TO DO:
Pick out the lines below that contain the string "information" and copy them all.
--- DATASET ---
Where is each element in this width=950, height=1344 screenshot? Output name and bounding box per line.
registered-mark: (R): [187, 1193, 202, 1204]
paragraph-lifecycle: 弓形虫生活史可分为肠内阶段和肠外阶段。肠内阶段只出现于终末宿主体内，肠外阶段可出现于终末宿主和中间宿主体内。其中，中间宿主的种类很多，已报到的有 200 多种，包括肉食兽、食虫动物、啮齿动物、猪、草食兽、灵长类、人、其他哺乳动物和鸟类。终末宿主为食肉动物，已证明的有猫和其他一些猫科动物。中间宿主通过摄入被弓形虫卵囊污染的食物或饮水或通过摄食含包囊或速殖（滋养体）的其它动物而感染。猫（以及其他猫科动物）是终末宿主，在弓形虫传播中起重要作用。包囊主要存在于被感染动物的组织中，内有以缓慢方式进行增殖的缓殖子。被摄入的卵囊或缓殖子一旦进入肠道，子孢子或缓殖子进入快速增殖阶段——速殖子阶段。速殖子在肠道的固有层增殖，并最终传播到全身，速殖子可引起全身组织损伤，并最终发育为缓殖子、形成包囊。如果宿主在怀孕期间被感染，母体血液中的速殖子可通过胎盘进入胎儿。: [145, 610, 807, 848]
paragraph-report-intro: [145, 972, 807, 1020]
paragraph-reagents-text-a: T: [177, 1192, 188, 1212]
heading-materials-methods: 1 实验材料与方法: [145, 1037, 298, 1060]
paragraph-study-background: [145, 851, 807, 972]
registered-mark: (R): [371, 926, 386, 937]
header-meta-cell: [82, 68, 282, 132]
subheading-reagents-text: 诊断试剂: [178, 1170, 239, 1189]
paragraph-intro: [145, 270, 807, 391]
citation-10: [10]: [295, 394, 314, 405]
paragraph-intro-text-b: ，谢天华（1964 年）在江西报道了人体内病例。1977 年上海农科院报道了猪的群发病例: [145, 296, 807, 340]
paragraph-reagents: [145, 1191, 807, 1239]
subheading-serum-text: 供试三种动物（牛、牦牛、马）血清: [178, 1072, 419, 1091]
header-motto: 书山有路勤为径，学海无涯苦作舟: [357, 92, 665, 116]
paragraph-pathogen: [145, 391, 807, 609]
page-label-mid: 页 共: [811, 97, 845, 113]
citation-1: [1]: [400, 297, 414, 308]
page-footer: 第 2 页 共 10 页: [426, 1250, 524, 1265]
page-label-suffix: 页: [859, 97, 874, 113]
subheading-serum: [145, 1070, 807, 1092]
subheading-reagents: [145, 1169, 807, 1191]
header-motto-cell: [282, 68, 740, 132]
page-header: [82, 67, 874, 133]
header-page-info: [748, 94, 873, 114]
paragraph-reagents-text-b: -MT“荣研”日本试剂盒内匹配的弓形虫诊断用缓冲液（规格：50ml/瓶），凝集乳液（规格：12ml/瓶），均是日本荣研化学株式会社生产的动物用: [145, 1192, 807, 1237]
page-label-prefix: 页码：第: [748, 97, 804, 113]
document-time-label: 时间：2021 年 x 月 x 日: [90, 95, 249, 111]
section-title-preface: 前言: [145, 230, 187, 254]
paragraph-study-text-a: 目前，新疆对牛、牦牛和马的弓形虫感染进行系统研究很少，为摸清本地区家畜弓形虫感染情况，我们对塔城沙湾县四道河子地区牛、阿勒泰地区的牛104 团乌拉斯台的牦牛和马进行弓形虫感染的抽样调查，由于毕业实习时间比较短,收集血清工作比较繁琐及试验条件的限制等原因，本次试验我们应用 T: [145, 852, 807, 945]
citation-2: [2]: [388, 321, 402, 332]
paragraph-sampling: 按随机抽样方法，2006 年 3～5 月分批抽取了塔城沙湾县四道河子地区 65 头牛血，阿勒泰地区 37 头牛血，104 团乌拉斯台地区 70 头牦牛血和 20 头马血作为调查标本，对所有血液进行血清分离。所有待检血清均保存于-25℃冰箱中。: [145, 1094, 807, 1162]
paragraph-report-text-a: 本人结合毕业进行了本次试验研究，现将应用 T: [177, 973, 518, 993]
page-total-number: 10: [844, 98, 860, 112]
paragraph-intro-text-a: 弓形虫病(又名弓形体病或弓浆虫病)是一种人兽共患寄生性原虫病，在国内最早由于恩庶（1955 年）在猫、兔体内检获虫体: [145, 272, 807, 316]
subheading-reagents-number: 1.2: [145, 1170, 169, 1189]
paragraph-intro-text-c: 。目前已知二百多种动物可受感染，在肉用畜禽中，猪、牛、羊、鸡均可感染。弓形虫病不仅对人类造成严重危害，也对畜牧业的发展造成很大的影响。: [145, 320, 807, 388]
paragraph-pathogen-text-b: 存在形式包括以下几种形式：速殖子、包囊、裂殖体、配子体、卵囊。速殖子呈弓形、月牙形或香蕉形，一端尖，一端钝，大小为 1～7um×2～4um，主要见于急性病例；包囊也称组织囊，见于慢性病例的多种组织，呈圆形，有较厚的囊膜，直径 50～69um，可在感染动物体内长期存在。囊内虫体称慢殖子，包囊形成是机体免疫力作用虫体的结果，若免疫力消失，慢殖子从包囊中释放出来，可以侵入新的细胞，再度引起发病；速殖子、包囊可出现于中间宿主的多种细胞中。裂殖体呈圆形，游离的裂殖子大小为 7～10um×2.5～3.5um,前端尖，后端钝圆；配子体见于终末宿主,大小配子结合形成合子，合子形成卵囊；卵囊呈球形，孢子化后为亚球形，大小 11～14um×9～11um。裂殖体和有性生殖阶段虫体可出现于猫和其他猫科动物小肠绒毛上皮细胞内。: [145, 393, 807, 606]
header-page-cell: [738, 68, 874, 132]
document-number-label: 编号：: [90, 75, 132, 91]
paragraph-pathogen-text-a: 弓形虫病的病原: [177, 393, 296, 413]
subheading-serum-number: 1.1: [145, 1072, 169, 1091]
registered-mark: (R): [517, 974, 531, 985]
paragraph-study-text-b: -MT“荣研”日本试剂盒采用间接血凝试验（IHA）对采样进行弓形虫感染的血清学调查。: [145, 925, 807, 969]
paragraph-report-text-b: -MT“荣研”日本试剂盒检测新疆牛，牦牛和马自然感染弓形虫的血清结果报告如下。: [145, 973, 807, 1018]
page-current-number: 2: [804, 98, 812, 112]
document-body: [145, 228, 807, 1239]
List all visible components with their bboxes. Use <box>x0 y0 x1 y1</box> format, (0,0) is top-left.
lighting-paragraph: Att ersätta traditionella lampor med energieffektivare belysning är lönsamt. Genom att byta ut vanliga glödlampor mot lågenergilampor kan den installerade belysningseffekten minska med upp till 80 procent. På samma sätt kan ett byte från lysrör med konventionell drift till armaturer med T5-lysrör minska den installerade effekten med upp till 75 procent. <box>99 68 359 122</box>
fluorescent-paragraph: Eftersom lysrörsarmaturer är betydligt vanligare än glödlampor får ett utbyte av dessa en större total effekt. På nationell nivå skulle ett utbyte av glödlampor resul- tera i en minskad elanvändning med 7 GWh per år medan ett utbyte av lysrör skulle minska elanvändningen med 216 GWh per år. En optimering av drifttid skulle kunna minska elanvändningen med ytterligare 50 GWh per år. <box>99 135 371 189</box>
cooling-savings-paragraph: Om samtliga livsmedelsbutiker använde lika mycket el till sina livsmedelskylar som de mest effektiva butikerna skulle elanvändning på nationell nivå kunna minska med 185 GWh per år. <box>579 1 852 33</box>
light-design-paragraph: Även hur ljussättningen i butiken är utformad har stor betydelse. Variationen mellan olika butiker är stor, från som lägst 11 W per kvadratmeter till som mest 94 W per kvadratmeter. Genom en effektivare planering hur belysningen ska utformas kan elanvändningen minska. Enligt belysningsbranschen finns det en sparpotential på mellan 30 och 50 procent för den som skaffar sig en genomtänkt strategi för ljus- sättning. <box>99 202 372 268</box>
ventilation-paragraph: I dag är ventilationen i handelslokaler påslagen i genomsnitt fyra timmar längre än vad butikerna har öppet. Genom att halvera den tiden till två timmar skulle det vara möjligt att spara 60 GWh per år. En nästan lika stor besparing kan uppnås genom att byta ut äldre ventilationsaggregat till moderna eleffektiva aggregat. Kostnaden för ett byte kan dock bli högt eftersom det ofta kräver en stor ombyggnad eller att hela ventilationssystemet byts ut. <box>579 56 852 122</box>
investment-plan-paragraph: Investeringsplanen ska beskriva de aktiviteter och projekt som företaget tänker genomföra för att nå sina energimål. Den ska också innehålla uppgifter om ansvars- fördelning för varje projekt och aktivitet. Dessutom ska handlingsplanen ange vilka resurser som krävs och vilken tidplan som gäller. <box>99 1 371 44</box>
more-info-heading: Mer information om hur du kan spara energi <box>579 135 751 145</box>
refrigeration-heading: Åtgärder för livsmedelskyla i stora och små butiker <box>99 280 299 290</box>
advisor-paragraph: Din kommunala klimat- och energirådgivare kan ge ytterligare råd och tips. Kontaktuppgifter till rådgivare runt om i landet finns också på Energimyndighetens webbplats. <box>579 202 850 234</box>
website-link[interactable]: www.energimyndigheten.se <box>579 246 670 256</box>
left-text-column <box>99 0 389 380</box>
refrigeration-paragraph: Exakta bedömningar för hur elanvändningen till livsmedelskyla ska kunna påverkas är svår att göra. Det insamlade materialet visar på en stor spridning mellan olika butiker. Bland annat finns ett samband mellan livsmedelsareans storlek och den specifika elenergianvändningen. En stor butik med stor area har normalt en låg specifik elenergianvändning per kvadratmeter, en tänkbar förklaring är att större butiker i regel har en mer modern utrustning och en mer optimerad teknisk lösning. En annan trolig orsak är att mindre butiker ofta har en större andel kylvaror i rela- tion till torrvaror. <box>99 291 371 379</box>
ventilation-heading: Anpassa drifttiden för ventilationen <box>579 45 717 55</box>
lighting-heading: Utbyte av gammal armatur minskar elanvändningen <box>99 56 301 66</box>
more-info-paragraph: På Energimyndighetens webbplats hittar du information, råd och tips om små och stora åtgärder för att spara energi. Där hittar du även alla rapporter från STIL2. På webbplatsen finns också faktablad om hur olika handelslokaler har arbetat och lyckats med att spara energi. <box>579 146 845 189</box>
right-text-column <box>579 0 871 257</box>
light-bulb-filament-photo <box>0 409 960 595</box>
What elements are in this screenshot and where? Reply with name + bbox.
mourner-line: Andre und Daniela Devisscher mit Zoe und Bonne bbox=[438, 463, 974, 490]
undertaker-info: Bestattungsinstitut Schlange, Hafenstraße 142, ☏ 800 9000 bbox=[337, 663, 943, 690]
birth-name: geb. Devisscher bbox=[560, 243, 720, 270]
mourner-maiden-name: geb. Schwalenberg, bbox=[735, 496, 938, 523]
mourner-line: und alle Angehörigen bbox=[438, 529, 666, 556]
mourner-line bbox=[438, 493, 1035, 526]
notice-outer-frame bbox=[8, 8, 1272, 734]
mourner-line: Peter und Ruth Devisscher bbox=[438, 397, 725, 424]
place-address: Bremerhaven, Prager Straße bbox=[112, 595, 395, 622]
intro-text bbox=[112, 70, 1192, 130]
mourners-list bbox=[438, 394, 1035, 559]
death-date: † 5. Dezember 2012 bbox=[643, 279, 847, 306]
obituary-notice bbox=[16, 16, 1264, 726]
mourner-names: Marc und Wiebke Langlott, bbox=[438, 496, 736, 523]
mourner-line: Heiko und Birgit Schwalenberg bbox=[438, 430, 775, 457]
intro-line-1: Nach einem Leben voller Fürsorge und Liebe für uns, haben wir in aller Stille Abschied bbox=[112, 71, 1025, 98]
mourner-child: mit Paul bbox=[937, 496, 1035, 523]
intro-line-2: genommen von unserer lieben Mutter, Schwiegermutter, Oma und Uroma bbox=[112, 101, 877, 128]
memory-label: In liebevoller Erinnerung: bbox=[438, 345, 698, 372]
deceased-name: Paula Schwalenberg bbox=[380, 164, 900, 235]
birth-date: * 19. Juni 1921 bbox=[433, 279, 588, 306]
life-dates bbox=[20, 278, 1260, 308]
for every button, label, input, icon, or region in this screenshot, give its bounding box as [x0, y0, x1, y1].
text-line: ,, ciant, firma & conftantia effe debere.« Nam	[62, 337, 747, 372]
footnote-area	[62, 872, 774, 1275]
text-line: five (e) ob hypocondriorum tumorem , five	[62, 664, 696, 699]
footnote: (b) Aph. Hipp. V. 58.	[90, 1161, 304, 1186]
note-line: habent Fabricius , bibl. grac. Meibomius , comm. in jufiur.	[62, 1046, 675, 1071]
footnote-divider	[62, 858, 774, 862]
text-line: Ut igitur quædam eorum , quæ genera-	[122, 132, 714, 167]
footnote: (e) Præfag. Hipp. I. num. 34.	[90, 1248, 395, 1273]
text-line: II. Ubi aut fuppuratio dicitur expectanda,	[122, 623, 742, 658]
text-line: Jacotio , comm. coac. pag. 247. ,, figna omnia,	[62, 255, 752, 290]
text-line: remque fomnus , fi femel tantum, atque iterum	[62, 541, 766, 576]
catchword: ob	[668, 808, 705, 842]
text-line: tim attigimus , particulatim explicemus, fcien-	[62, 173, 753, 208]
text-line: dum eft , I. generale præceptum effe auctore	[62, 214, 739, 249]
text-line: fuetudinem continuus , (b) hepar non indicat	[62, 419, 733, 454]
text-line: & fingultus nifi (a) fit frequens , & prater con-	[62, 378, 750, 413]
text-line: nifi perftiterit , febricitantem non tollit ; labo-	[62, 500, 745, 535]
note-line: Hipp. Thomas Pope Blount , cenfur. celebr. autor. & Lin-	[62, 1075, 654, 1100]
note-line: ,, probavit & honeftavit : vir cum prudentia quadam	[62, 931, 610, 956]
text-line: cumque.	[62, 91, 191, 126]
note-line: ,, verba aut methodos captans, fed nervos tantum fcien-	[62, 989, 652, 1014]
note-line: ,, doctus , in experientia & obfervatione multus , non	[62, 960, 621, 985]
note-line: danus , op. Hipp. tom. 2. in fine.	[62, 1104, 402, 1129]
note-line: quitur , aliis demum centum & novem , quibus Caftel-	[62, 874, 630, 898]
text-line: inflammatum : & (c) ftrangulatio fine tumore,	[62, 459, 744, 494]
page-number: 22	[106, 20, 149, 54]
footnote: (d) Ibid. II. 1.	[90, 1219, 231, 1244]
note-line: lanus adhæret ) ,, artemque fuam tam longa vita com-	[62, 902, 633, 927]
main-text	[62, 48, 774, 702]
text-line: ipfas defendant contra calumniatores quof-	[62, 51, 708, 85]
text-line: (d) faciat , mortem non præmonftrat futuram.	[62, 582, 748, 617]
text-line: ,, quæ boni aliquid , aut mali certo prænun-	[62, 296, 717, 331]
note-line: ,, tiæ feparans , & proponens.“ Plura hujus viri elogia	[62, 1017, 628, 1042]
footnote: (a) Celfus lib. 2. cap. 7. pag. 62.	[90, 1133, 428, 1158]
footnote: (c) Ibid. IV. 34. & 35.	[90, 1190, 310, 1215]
---
EXPECTED OUTPUT:
more-info-heading: Mer information om hur du kan spara energi <box>579 135 751 145</box>
more-info-paragraph: På Energimyndighetens webbplats hittar du information, råd och tips om små och stora åtgärder för att spara energi. Där hittar du även alla rapporter från STIL2. På webbplatsen finns också faktablad om hur olika handelslokaler har arbetat och lyckats med att spara energi. <box>579 146 845 189</box>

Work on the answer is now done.